Challenge
Extract each line bearing the word "without".

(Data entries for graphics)
>> START
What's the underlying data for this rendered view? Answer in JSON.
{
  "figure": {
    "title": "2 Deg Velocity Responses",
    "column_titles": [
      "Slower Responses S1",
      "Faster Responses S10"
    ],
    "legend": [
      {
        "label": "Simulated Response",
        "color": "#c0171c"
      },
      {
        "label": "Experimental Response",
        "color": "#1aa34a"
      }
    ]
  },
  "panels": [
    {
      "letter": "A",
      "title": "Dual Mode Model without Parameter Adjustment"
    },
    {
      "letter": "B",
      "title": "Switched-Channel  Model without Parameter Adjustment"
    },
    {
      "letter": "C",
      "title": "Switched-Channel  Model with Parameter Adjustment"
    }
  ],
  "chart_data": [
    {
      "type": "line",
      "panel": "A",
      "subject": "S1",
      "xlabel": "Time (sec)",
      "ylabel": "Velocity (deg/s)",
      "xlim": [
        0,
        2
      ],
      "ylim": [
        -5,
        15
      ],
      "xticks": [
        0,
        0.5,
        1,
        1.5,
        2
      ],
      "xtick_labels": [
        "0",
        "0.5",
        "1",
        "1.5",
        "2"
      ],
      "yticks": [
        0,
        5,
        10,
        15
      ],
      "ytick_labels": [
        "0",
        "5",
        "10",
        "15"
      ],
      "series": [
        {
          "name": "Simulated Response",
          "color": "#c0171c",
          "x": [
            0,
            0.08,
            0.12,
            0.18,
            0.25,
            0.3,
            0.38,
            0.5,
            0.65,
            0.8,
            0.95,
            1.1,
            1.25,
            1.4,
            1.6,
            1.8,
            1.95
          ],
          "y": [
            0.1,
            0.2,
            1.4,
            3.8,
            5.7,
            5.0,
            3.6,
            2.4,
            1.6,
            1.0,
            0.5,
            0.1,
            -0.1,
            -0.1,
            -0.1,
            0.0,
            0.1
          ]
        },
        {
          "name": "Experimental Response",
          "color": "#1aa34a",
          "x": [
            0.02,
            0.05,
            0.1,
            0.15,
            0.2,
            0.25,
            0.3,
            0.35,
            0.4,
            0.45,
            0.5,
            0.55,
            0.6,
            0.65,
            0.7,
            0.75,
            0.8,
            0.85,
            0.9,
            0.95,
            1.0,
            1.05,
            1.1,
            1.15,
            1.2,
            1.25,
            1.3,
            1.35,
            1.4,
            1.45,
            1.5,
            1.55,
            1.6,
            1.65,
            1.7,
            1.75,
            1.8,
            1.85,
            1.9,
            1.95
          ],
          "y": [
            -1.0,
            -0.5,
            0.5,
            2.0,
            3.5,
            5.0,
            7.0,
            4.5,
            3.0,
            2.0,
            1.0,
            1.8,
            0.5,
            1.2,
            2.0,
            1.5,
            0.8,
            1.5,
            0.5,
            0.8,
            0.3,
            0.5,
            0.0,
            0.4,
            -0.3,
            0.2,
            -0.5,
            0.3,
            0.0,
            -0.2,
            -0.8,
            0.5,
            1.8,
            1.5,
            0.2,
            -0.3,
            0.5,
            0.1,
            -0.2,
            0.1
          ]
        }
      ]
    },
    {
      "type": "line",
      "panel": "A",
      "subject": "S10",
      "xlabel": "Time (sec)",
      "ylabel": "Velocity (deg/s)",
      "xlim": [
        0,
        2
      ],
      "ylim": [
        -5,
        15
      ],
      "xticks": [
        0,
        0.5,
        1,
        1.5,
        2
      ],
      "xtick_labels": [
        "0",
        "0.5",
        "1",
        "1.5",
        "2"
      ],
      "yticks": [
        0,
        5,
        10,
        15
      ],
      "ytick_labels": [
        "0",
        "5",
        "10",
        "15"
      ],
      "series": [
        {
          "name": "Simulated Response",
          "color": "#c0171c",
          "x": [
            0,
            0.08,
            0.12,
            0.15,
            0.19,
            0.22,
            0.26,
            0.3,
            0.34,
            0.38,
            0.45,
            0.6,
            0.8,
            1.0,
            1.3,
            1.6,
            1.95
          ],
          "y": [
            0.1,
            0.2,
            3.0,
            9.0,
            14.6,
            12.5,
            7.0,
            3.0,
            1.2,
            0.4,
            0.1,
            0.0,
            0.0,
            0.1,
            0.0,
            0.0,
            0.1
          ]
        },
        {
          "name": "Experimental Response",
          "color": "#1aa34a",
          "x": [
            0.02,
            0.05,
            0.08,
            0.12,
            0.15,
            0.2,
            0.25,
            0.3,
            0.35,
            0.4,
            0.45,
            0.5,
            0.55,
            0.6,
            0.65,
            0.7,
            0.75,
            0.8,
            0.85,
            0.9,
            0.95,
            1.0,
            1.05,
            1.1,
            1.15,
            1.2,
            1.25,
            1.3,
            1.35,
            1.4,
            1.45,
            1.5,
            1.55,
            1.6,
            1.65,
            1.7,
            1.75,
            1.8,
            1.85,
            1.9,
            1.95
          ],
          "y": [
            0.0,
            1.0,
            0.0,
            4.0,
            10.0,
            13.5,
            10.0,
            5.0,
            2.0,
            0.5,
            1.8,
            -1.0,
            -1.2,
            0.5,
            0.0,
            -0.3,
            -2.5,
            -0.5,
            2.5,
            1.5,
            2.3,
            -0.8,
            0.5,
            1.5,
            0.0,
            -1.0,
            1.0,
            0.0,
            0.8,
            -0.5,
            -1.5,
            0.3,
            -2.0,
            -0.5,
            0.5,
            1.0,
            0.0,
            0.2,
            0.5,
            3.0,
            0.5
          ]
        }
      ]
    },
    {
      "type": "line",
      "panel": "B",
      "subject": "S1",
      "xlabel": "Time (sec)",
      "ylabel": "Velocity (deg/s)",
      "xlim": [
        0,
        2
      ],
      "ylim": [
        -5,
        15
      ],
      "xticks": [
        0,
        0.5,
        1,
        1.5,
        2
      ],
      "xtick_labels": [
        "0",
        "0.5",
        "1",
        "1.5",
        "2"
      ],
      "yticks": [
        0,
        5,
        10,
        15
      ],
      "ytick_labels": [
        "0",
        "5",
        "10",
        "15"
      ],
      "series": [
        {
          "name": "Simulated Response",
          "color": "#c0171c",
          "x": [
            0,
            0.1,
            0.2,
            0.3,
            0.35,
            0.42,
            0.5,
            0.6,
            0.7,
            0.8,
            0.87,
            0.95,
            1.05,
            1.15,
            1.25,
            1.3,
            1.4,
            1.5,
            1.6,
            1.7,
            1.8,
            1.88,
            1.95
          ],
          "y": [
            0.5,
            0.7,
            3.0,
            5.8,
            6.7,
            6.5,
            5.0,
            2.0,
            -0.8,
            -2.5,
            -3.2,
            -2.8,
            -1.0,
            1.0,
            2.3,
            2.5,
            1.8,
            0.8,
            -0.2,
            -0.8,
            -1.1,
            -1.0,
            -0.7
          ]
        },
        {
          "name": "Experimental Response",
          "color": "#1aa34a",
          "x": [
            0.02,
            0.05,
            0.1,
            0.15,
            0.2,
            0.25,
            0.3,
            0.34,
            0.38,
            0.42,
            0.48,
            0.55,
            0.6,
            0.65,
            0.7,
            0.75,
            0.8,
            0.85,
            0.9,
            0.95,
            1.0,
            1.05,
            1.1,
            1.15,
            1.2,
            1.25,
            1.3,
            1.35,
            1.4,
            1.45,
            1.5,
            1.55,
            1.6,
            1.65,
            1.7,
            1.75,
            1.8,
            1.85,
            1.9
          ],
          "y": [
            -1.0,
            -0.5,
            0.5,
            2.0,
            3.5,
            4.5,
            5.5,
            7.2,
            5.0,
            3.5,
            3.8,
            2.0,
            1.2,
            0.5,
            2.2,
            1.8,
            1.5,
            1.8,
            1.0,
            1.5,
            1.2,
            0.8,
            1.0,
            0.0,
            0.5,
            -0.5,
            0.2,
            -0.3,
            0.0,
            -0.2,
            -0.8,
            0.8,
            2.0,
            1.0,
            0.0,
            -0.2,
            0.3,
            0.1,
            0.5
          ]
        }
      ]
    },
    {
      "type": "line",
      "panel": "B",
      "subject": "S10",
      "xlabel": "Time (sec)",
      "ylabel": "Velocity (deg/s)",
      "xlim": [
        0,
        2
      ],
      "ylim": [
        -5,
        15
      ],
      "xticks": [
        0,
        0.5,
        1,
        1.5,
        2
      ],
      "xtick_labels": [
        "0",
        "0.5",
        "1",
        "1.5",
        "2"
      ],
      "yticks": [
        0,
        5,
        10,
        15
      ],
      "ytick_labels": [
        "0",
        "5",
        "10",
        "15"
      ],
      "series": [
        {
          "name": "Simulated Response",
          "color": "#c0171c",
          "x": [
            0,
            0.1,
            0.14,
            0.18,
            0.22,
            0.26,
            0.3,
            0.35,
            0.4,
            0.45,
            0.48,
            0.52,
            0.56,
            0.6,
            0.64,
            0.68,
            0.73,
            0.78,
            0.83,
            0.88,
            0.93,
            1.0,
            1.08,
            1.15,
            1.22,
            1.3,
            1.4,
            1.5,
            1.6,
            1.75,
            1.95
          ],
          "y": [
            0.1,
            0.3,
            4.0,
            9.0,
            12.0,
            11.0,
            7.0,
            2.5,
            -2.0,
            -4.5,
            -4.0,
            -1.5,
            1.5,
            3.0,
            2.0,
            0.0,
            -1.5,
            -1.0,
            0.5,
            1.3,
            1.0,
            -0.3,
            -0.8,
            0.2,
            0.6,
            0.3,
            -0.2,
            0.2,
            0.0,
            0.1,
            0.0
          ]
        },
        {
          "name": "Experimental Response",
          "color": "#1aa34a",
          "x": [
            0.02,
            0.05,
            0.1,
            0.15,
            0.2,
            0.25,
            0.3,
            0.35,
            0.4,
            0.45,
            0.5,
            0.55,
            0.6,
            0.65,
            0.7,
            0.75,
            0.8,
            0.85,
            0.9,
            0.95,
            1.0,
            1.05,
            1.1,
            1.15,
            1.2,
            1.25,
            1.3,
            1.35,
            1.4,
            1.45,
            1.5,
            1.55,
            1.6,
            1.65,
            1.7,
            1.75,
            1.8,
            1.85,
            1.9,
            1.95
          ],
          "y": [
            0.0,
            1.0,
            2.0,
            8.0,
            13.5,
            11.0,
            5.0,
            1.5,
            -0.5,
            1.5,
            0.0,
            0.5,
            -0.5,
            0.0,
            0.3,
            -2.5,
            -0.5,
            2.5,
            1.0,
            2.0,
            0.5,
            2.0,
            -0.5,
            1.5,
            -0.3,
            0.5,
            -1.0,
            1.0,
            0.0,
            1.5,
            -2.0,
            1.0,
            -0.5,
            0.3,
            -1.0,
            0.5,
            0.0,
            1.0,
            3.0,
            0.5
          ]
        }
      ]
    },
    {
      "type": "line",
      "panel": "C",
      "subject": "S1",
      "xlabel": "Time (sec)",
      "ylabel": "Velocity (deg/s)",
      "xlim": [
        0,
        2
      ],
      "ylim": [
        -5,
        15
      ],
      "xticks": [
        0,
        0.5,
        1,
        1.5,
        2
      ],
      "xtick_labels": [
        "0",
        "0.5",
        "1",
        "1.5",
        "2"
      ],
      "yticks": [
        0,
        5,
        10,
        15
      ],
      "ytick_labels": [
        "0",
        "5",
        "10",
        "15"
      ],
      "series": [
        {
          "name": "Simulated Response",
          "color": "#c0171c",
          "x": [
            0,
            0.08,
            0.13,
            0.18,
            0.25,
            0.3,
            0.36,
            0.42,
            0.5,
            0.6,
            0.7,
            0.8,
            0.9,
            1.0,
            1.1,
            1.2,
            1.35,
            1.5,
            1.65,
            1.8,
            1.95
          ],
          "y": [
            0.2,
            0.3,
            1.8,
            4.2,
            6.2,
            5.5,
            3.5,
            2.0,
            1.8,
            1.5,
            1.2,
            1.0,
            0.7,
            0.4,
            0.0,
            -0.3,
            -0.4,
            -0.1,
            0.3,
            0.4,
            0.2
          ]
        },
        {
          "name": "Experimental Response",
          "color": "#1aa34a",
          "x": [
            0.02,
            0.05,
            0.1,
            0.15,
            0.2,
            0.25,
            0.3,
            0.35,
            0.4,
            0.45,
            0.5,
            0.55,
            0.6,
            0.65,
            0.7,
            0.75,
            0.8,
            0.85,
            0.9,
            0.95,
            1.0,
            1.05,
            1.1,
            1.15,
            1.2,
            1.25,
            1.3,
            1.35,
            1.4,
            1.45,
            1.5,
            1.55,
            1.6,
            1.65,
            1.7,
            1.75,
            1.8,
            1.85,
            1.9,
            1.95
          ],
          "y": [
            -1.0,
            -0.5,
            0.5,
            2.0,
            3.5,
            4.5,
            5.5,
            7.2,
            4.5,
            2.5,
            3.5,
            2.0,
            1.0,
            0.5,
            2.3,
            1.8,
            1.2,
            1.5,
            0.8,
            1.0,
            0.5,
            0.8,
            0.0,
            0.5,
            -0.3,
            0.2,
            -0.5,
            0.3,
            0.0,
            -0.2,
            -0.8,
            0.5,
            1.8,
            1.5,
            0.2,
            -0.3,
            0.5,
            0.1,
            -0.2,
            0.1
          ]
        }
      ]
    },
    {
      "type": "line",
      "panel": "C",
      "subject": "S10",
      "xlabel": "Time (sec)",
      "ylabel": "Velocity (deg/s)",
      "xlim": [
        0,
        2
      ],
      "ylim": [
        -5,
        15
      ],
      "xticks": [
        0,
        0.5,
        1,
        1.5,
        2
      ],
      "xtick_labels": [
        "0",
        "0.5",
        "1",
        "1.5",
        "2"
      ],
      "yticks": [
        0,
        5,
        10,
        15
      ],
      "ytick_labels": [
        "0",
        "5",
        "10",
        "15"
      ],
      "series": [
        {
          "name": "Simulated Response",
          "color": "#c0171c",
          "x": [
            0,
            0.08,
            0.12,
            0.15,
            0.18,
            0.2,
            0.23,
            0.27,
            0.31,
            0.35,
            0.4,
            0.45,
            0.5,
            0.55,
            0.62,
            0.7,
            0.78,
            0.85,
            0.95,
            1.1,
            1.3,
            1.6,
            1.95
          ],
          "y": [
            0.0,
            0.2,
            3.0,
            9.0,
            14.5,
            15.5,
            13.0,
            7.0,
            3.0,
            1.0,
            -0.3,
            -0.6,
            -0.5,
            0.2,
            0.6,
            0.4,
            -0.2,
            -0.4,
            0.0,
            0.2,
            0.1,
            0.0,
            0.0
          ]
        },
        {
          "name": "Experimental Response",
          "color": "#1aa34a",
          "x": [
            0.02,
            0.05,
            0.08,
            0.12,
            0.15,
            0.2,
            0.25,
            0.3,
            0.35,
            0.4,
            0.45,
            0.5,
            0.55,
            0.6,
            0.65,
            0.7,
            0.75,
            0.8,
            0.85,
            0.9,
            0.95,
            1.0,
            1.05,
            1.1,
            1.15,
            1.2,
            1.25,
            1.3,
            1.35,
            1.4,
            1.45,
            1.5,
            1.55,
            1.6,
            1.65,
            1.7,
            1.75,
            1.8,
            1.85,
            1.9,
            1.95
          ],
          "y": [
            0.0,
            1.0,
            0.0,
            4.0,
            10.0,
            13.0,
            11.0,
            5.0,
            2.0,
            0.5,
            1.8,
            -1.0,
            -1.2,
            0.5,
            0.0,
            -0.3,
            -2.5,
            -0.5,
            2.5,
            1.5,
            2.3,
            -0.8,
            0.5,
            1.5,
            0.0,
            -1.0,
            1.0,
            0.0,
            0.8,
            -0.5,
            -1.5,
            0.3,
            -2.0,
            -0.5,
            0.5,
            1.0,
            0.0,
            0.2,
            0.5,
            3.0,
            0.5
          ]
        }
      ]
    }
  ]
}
>> END
Final result
      "title": "Dual Mode Model without Parameter Adjustment"
      "title": "Switched-Channel  Model without Parameter Adjustment"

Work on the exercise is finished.